======== MATERIAL TO PROCESS ========

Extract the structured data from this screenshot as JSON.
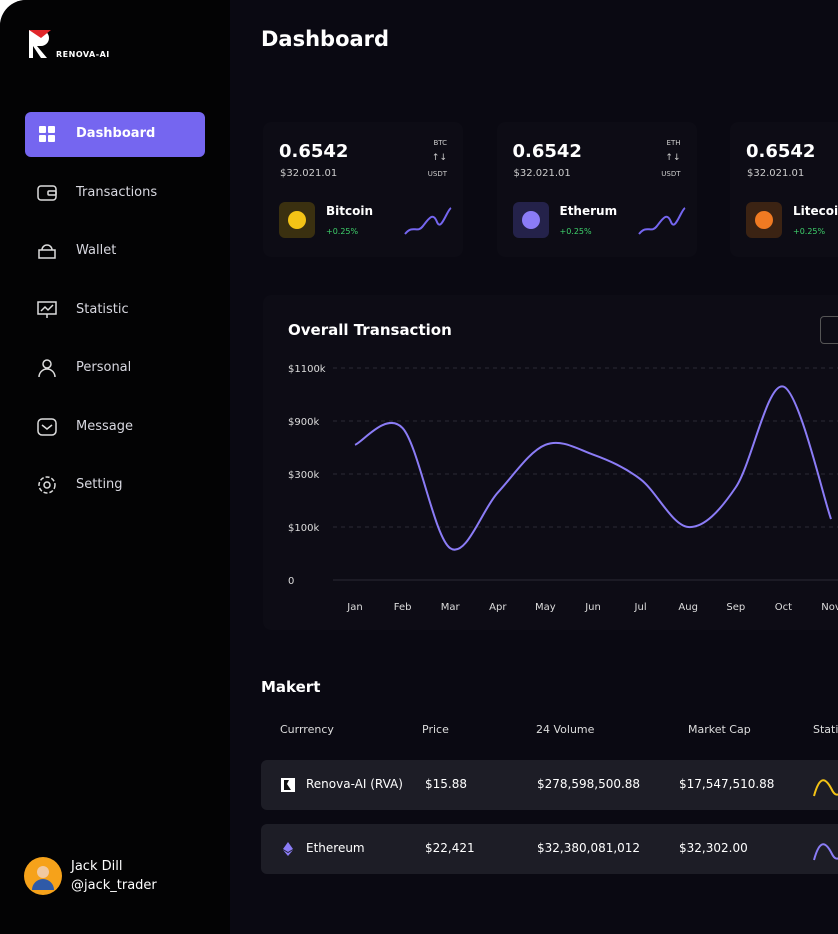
{
  "brand": {
    "name": "RENOVA-AI"
  },
  "header": {
    "title": "Dashboard"
  },
  "nav": [
    "Dashboard",
    "Transactions",
    "Wallet",
    "Statistic",
    "Personal",
    "Message",
    "Setting"
  ],
  "user": {
    "name": "Jack Dill",
    "handle": "@jack_trader"
  },
  "cards": [
    {
      "price": "0.6542",
      "value": "$32.021.01",
      "base": "BTC",
      "arrows": "↑↓",
      "quote": "USDT",
      "name": "Bitcoin",
      "change": "+0.25%",
      "color": "#f3c316",
      "bg": "#3a3010",
      "symbol": "B"
    },
    {
      "price": "0.6542",
      "value": "$32.021.01",
      "base": "ETH",
      "arrows": "↑↓",
      "quote": "USDT",
      "name": "Etherum",
      "change": "+0.25%",
      "color": "#8b7cf6",
      "bg": "#24224a",
      "symbol": "◆"
    },
    {
      "price": "0.6542",
      "value": "$32.021.01",
      "name": "Litecoin",
      "change": "+0.25%",
      "color": "#f07a22",
      "bg": "#3b2313",
      "symbol": "Ł"
    }
  ],
  "chart": {
    "type": "line",
    "title": "Overall Transaction",
    "color": "#8b7cf6",
    "categories": [
      "Jan",
      "Feb",
      "Mar",
      "Apr",
      "May",
      "Jun",
      "Jul",
      "Aug",
      "Sep",
      "Oct",
      "Nov"
    ],
    "values": [
      630,
      820,
      60,
      230,
      630,
      520,
      280,
      100,
      250,
      1030,
      130
    ],
    "ylim": [
      0,
      1100
    ],
    "yticks": [
      0,
      {
        "value": 100,
        "label": "$100k"
      },
      {
        "value": 300,
        "label": "$300k"
      },
      {
        "value": 900,
        "label": "$900k"
      },
      {
        "value": 1100,
        "label": "$1100k"
      }
    ],
    "grid": true
  },
  "market": {
    "title": "Makert",
    "columns": [
      "Currrency",
      "Price",
      "24 Volume",
      "Market Cap",
      "Static"
    ],
    "rows": [
      [
        "Renova-AI (RVA)",
        "$15.88",
        "$278,598,500.88",
        "$17,547,510.88"
      ],
      [
        "Ethereum",
        "$22,421",
        "$32,380,081,012",
        "$32,302.00"
      ]
    ]
  }
}
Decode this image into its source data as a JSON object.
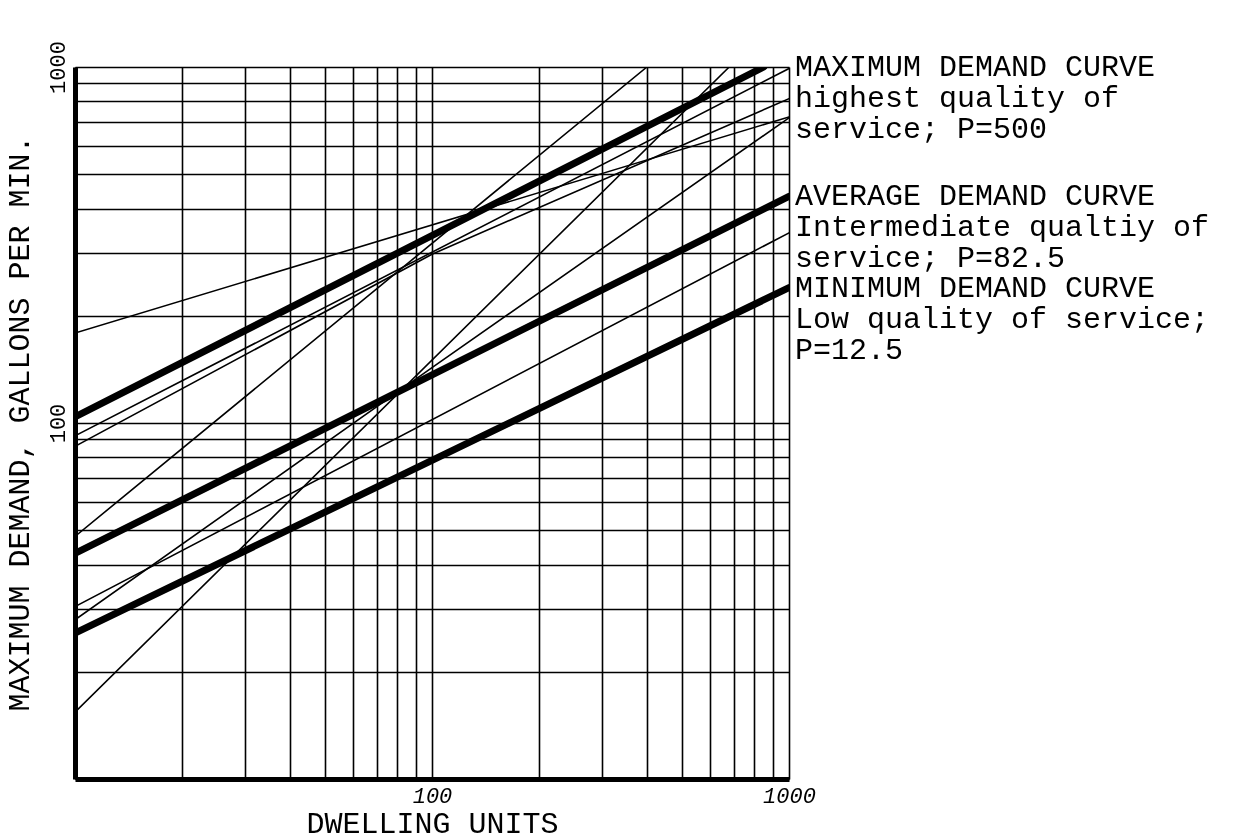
{
  "chart_data": {
    "type": "line",
    "xlabel": "DWELLING UNITS",
    "ylabel": "MAXIMUM DEMAND, GALLONS PER MIN.",
    "log": "xy",
    "grid": true,
    "xlim": [
      10,
      1000
    ],
    "ylim": [
      10,
      1000
    ],
    "xticks": [
      {
        "value": 10,
        "label": null
      },
      {
        "value": 20,
        "label": null
      },
      {
        "value": 30,
        "label": null
      },
      {
        "value": 40,
        "label": null
      },
      {
        "value": 50,
        "label": null
      },
      {
        "value": 60,
        "label": null
      },
      {
        "value": 70,
        "label": null
      },
      {
        "value": 80,
        "label": null
      },
      {
        "value": 90,
        "label": null
      },
      100,
      {
        "value": 200,
        "label": null
      },
      {
        "value": 300,
        "label": null
      },
      {
        "value": 400,
        "label": null
      },
      {
        "value": 500,
        "label": null
      },
      {
        "value": 600,
        "label": null
      },
      {
        "value": 700,
        "label": null
      },
      {
        "value": 800,
        "label": null
      },
      {
        "value": 900,
        "label": null
      },
      1000
    ],
    "yticks": [
      {
        "value": 10,
        "label": null
      },
      {
        "value": 20,
        "label": null
      },
      {
        "value": 30,
        "label": null
      },
      {
        "value": 40,
        "label": null
      },
      {
        "value": 50,
        "label": null
      },
      {
        "value": 60,
        "label": null
      },
      {
        "value": 70,
        "label": null
      },
      {
        "value": 80,
        "label": null
      },
      {
        "value": 90,
        "label": null
      },
      100,
      {
        "value": 200,
        "label": null
      },
      {
        "value": 300,
        "label": null
      },
      {
        "value": 400,
        "label": null
      },
      {
        "value": 500,
        "label": null
      },
      {
        "value": 600,
        "label": null
      },
      {
        "value": 700,
        "label": null
      },
      {
        "value": 800,
        "label": null
      },
      {
        "value": 900,
        "label": null
      },
      1000
    ],
    "series": [
      {
        "color": "#000000",
        "x": [
          10,
          1000
        ],
        "values": [
          179,
          724
        ]
      },
      {
        "color": "#000000",
        "x": [
          10,
          1000
        ],
        "values": [
          92,
          990
        ]
      },
      {
        "color": "#000000",
        "x": [
          10,
          100,
          1000
        ],
        "values": [
          86,
          298,
          815
        ]
      },
      {
        "color": "#000000",
        "x": [
          10,
          400
        ],
        "values": [
          48,
          1000
        ]
      },
      {
        "color": "#000000",
        "x": [
          10,
          100,
          1000
        ],
        "values": [
          28,
          143,
          720
        ]
      },
      {
        "color": "#000000",
        "x": [
          10,
          1000
        ],
        "values": [
          30.5,
          342
        ]
      },
      {
        "color": "#000000",
        "x": [
          10,
          680
        ],
        "values": [
          15.4,
          1000
        ]
      },
      {
        "name": "MAXIMUM DEMAND CURVE\nhighest quality of\nservice; P=500",
        "color": "#000000",
        "x": [
          10,
          850
        ],
        "values": [
          104,
          1000
        ]
      },
      {
        "name": "AVERAGE DEMAND CURVE\nIntermediate qualtiy of\nservice; P=82.5",
        "color": "#000000",
        "x": [
          10,
          1000
        ],
        "values": [
          43,
          433
        ]
      },
      {
        "name": "MINIMUM DEMAND CURVE\nLow quality of service;\nP=12.5",
        "color": "#000000",
        "x": [
          10,
          1000
        ],
        "values": [
          25.7,
          240
        ]
      }
    ]
  }
}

========

▶ _TASK DESCRIPTION_:
From the data above, pick out each line containing "name" and copy it.

▶ _SOLUTION FOR THIS EXERCISE_:
    "name": "RENOVA-AI"
    "name": "Jack Dill",
      "name": "Bitcoin",
      "name": "Etherum",
      "name": "Litecoin",
        "name": "MAXIMUM DEMAND CURVE\nhighest quality of\nservice; P=500",
        "name": "AVERAGE DEMAND CURVE\nIntermediate qualtiy of\nservice; P=82.5",
        "name": "MINIMUM DEMAND CURVE\nLow quality of service;\nP=12.5",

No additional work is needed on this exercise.